▶ [Objective]: In your copy, leave out the pictures and repeat the entries below exactly.

* begin Rows *

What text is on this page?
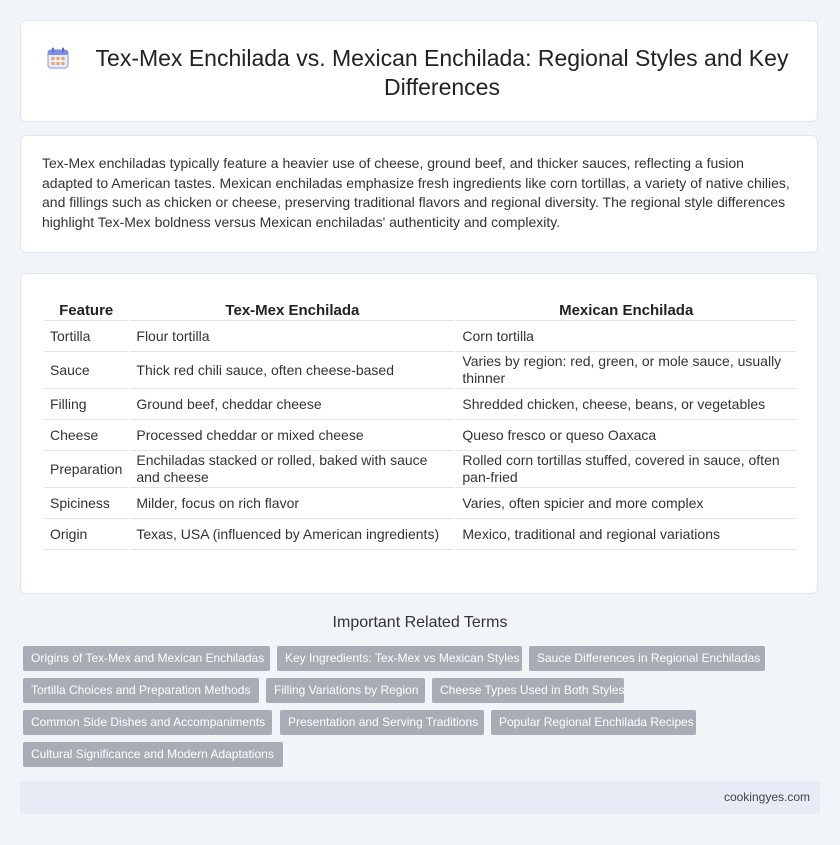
Tex-Mex Enchilada vs. Mexican Enchilada: Regional Styles and Key Differences
Tex-Mex enchiladas typically feature a heavier use of cheese, ground beef, and thicker sauces, reflecting a fusion adapted to American tastes. Mexican enchiladas emphasize fresh ingredients like corn tortillas, a variety of native chilies, and fillings such as chicken or cheese, preserving traditional flavors and regional diversity. The regional style differences highlight Tex-Mex boldness versus Mexican enchiladas' authenticity and complexity.
Feature	Tex-Mex Enchilada	Mexican Enchilada
Tortilla	Flour tortilla	Corn tortilla
Sauce	Thick red chili sauce, often cheese-based	Varies by region: red, green, or mole sauce, usually thinner
Filling	Ground beef, cheddar cheese	Shredded chicken, cheese, beans, or vegetables
Cheese	Processed cheddar or mixed cheese	Queso fresco or queso Oaxaca
Preparation	Enchiladas stacked or rolled, baked with sauce and cheese	Rolled corn tortillas stuffed, covered in sauce, often pan-fried
Spiciness	Milder, focus on rich flavor	Varies, often spicier and more complex
Origin	Texas, USA (influenced by American ingredients)	Mexico, traditional and regional variations
Important Related Terms
Origins of Tex-Mex and Mexican Enchiladas	Key Ingredients: Tex-Mex vs Mexican Styles	Sauce Differences in Regional Enchiladas
Tortilla Choices and Preparation Methods	Filling Variations by Region	Cheese Types Used in Both Styles
Common Side Dishes and Accompaniments	Presentation and Serving Traditions	Popular Regional Enchilada Recipes
Cultural Significance and Modern Adaptations
cookingyes.com
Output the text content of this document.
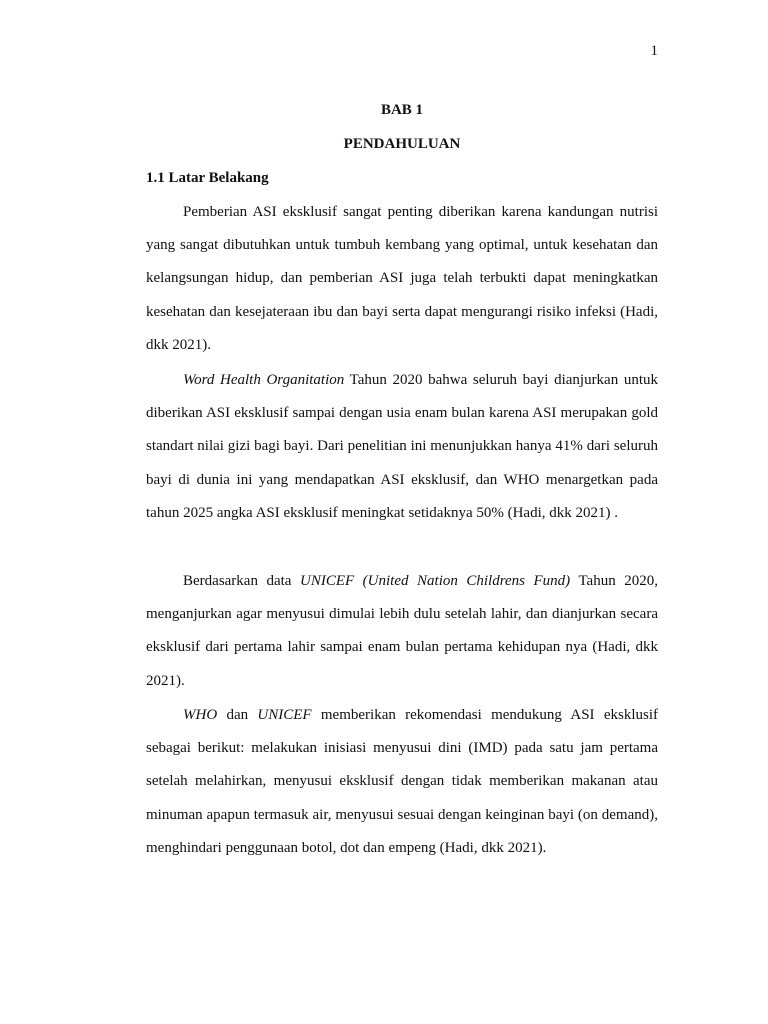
1
BAB 1
PENDAHULUAN
1.1 Latar Belakang

Pemberian ASI eksklusif sangat penting diberikan karena kandungan nutrisi yang sangat dibutuhkan untuk tumbuh kembang yang optimal, untuk kesehatan dan kelangsungan hidup, dan pemberian ASI juga telah terbukti dapat meningkatkan kesehatan dan kesejateraan ibu dan bayi serta dapat mengurangi risiko infeksi (Hadi, dkk 2021).

Word Health Organitation Tahun 2020 bahwa seluruh bayi dianjurkan untuk diberikan ASI eksklusif sampai dengan usia enam bulan karena ASI merupakan gold standart nilai gizi bagi bayi. Dari penelitian ini menunjukkan hanya 41% dari seluruh bayi di dunia ini yang mendapatkan ASI eksklusif, dan WHO menargetkan pada tahun 2025 angka ASI eksklusif meningkat setidaknya 50% (Hadi, dkk 2021) .

Berdasarkan data UNICEF (United Nation Childrens Fund) Tahun 2020, menganjurkan agar menyusui dimulai lebih dulu setelah lahir, dan dianjurkan secara eksklusif dari pertama lahir sampai enam bulan pertama kehidupan nya (Hadi, dkk 2021).

WHO dan UNICEF memberikan rekomendasi mendukung ASI eksklusif sebagai berikut: melakukan inisiasi menyusui dini (IMD) pada satu jam pertama setelah melahirkan, menyusui eksklusif dengan tidak memberikan makanan atau minuman apapun termasuk air, menyusui sesuai dengan keinginan bayi (on demand), menghindari penggunaan botol, dot dan empeng (Hadi, dkk 2021).
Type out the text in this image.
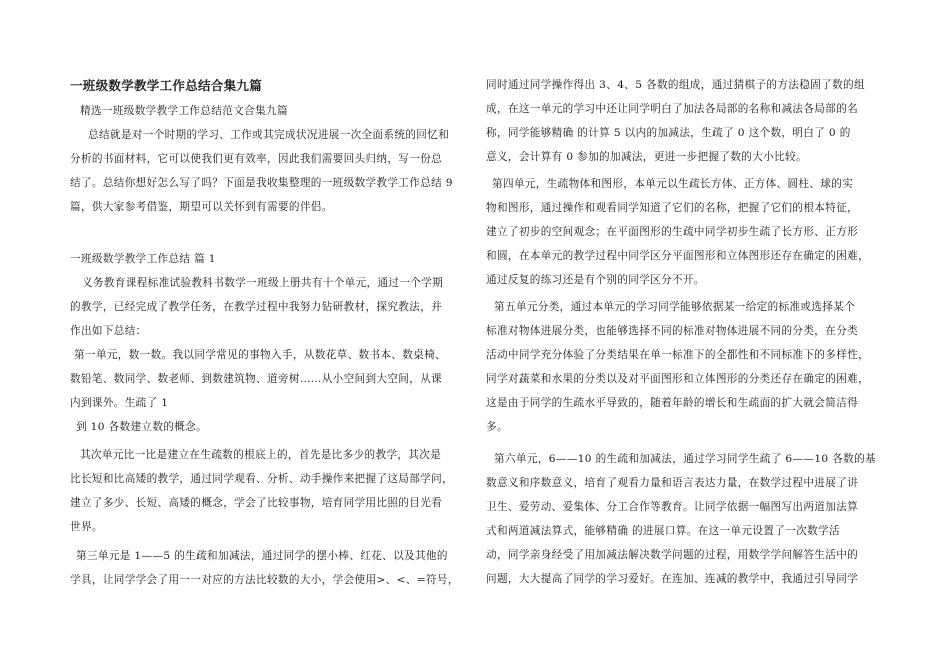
一班级数学教学工作总结合集九篇
精选一班级数学教学工作总结范文合集九篇
总结就是对一个时期的学习、工作或其完成状况进展一次全面系统的回忆和
分析的书面材料，它可以使我们更有效率，因此我们需要回头归纳，写一份总
结了。总结你想好怎么写了吗？下面是我收集整理的一班级数学教学工作总结 9
篇，供大家参考借鉴，期望可以关怀到有需要的伴侣。
一班级数学教学工作总结 篇 1
义务教育课程标准试验教科书数学一班级上册共有十个单元，通过一个学期
的教学，已经完成了教学任务，在教学过程中我努力钻研教材，探究教法，并
作出如下总结：
第一单元，数一数。我以同学常见的事物入手，从数花草、数书本、数桌椅、
数铅笔、数同学、数老师、到数建筑物、道旁树……从小空间到大空间，从课
内到课外。生疏了 1
到 10 各数建立数的概念。
其次单元比一比是建立在生疏数的根底上的，首先是比多少的教学，其次是
比长短和比高矮的教学，通过同学观看、分析、动手操作来把握了这局部学问，
建立了多少、长短、高矮的概念，学会了比较事物，培育同学用比照的目光看
世界。
第三单元是 1——5 的生疏和加减法，通过同学的摆小棒、红花、以及其他的
学具，让同学学会了用一一对应的方法比较数的大小，学会使用>、<、=符号，
同时通过同学操作得出 3、4、5 各数的组成，通过猜棋子的方法稳固了数的组
成，在这一单元的学习中还让同学明白了加法各局部的名称和减法各局部的名
称，同学能够精确 的计算 5 以内的加减法，生疏了 0 这个数，明白了 0 的
意义，会计算有 0 参加的加减法，更进一步把握了数的大小比较。
第四单元，生疏物体和图形，本单元以生疏长方体、正方体、圆柱、球的实
物和图形，通过操作和观看同学知道了它们的名称，把握了它们的根本特征，
建立了初步的空间观念；在平面图形的生疏中同学初步生疏了长方形、正方形
和圆，在本单元的教学过程中同学区分平面图形和立体图形还存在确定的困难，
通过反复的练习还是有个别的同学区分不开。
第五单元分类，通过本单元的学习同学能够依据某一给定的标准或选择某个
标准对物体进展分类，也能够选择不同的标准对物体进展不同的分类，在分类
活动中同学充分体验了分类结果在单一标准下的全都性和不同标准下的多样性，
同学对蔬菜和水果的分类以及对平面图形和立体图形的分类还存在确定的困难，
这是由于同学的生疏水平导致的，随着年龄的增长和生疏面的扩大就会简洁得
多。
第六单元，6——10 的生疏和加减法，通过学习同学生疏了 6——10 各数的基
数意义和序数意义，培育了观看力量和语言表达力量，在数学过程中进展了讲
卫生、爱劳动、爱集体、分工合作等教育。让同学依据一幅图写出两道加法算
式和两道减法算式，能够精确 的进展口算。在这一单元设置了一次数学活
动，同学亲身经受了用加减法解决数学问题的过程，用数学学问解答生活中的
问题，大大提高了同学的学习爱好。在连加、连减的教学中，我通过引导同学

* end Rows *

▶ [Solution to this task]:
What text is on this page?
Tex-Mex Enchilada vs. Mexican Enchilada: Regional Styles and Key Differences
Tex-Mex enchiladas typically feature a heavier use of cheese, ground beef, and thicker sauces, reflecting a fusion adapted to American tastes. Mexican enchiladas emphasize fresh ingredients like corn tortillas, a variety of native chilies, and fillings such as chicken or cheese, preserving traditional flavors and regional diversity. The regional style differences highlight Tex-Mex boldness versus Mexican enchiladas' authenticity and complexity.
Feature	Tex-Mex Enchilada	Mexican Enchilada
Tortilla	Flour tortilla	Corn tortilla
Sauce	Thick red chili sauce, often cheese-based	Varies by region: red, green, or mole sauce, usually thinner
Filling	Ground beef, cheddar cheese	Shredded chicken, cheese, beans, or vegetables
Cheese	Processed cheddar or mixed cheese	Queso fresco or queso Oaxaca
Preparation	Enchiladas stacked or rolled, baked with sauce and cheese	Rolled corn tortillas stuffed, covered in sauce, often pan-fried
Spiciness	Milder, focus on rich flavor	Varies, often spicier and more complex
Origin	Texas, USA (influenced by American ingredients)	Mexico, traditional and regional variations
Important Related Terms
Origins of Tex-Mex and Mexican Enchiladas	Key Ingredients: Tex-Mex vs Mexican Styles	Sauce Differences in Regional Enchiladas
Tortilla Choices and Preparation Methods	Filling Variations by Region	Cheese Types Used in Both Styles
Common Side Dishes and Accompaniments	Presentation and Serving Traditions	Popular Regional Enchilada Recipes
Cultural Significance and Modern Adaptations
cookingyes.com
Output the text content of this document.
1
BAB 1
PENDAHULUAN
1.1 Latar Belakang

Pemberian ASI eksklusif sangat penting diberikan karena kandungan nutrisi yang sangat dibutuhkan untuk tumbuh kembang yang optimal, untuk kesehatan dan kelangsungan hidup, dan pemberian ASI juga telah terbukti dapat meningkatkan kesehatan dan kesejateraan ibu dan bayi serta dapat mengurangi risiko infeksi (Hadi, dkk 2021).

Word Health Organitation Tahun 2020 bahwa seluruh bayi dianjurkan untuk diberikan ASI eksklusif sampai dengan usia enam bulan karena ASI merupakan gold standart nilai gizi bagi bayi. Dari penelitian ini menunjukkan hanya 41% dari seluruh bayi di dunia ini yang mendapatkan ASI eksklusif, dan WHO menargetkan pada tahun 2025 angka ASI eksklusif meningkat setidaknya 50% (Hadi, dkk 2021) .

Berdasarkan data UNICEF (United Nation Childrens Fund) Tahun 2020, menganjurkan agar menyusui dimulai lebih dulu setelah lahir, dan dianjurkan secara eksklusif dari pertama lahir sampai enam bulan pertama kehidupan nya (Hadi, dkk 2021).

WHO dan UNICEF memberikan rekomendasi mendukung ASI eksklusif sebagai berikut: melakukan inisiasi menyusui dini (IMD) pada satu jam pertama setelah melahirkan, menyusui eksklusif dengan tidak memberikan makanan atau minuman apapun termasuk air, menyusui sesuai dengan keinginan bayi (on demand), menghindari penggunaan botol, dot dan empeng (Hadi, dkk 2021).
Type out the text in this image.
一班级数学教学工作总结合集九篇
精选一班级数学教学工作总结范文合集九篇
总结就是对一个时期的学习、工作或其完成状况进展一次全面系统的回忆和
分析的书面材料，它可以使我们更有效率，因此我们需要回头归纳，写一份总
结了。总结你想好怎么写了吗？下面是我收集整理的一班级数学教学工作总结 9
篇，供大家参考借鉴，期望可以关怀到有需要的伴侣。
一班级数学教学工作总结 篇 1
义务教育课程标准试验教科书数学一班级上册共有十个单元，通过一个学期
的教学，已经完成了教学任务，在教学过程中我努力钻研教材，探究教法，并
作出如下总结：
第一单元，数一数。我以同学常见的事物入手，从数花草、数书本、数桌椅、
数铅笔、数同学、数老师、到数建筑物、道旁树……从小空间到大空间，从课
内到课外。生疏了 1
到 10 各数建立数的概念。
其次单元比一比是建立在生疏数的根底上的，首先是比多少的教学，其次是
比长短和比高矮的教学，通过同学观看、分析、动手操作来把握了这局部学问，
建立了多少、长短、高矮的概念，学会了比较事物，培育同学用比照的目光看
世界。
第三单元是 1——5 的生疏和加减法，通过同学的摆小棒、红花、以及其他的
学具，让同学学会了用一一对应的方法比较数的大小，学会使用>、<、=符号，
同时通过同学操作得出 3、4、5 各数的组成，通过猜棋子的方法稳固了数的组
成，在这一单元的学习中还让同学明白了加法各局部的名称和减法各局部的名
称，同学能够精确 的计算 5 以内的加减法，生疏了 0 这个数，明白了 0 的
意义，会计算有 0 参加的加减法，更进一步把握了数的大小比较。
第四单元，生疏物体和图形，本单元以生疏长方体、正方体、圆柱、球的实
物和图形，通过操作和观看同学知道了它们的名称，把握了它们的根本特征，
建立了初步的空间观念；在平面图形的生疏中同学初步生疏了长方形、正方形
和圆，在本单元的教学过程中同学区分平面图形和立体图形还存在确定的困难，
通过反复的练习还是有个别的同学区分不开。
第五单元分类，通过本单元的学习同学能够依据某一给定的标准或选择某个
标准对物体进展分类，也能够选择不同的标准对物体进展不同的分类，在分类
活动中同学充分体验了分类结果在单一标准下的全都性和不同标准下的多样性，
同学对蔬菜和水果的分类以及对平面图形和立体图形的分类还存在确定的困难，
这是由于同学的生疏水平导致的，随着年龄的增长和生疏面的扩大就会简洁得
多。
第六单元，6——10 的生疏和加减法，通过学习同学生疏了 6——10 各数的基
数意义和序数意义，培育了观看力量和语言表达力量，在数学过程中进展了讲
卫生、爱劳动、爱集体、分工合作等教育。让同学依据一幅图写出两道加法算
式和两道减法算式，能够精确 的进展口算。在这一单元设置了一次数学活
动，同学亲身经受了用加减法解决数学问题的过程，用数学学问解答生活中的
问题，大大提高了同学的学习爱好。在连加、连减的教学中，我通过引导同学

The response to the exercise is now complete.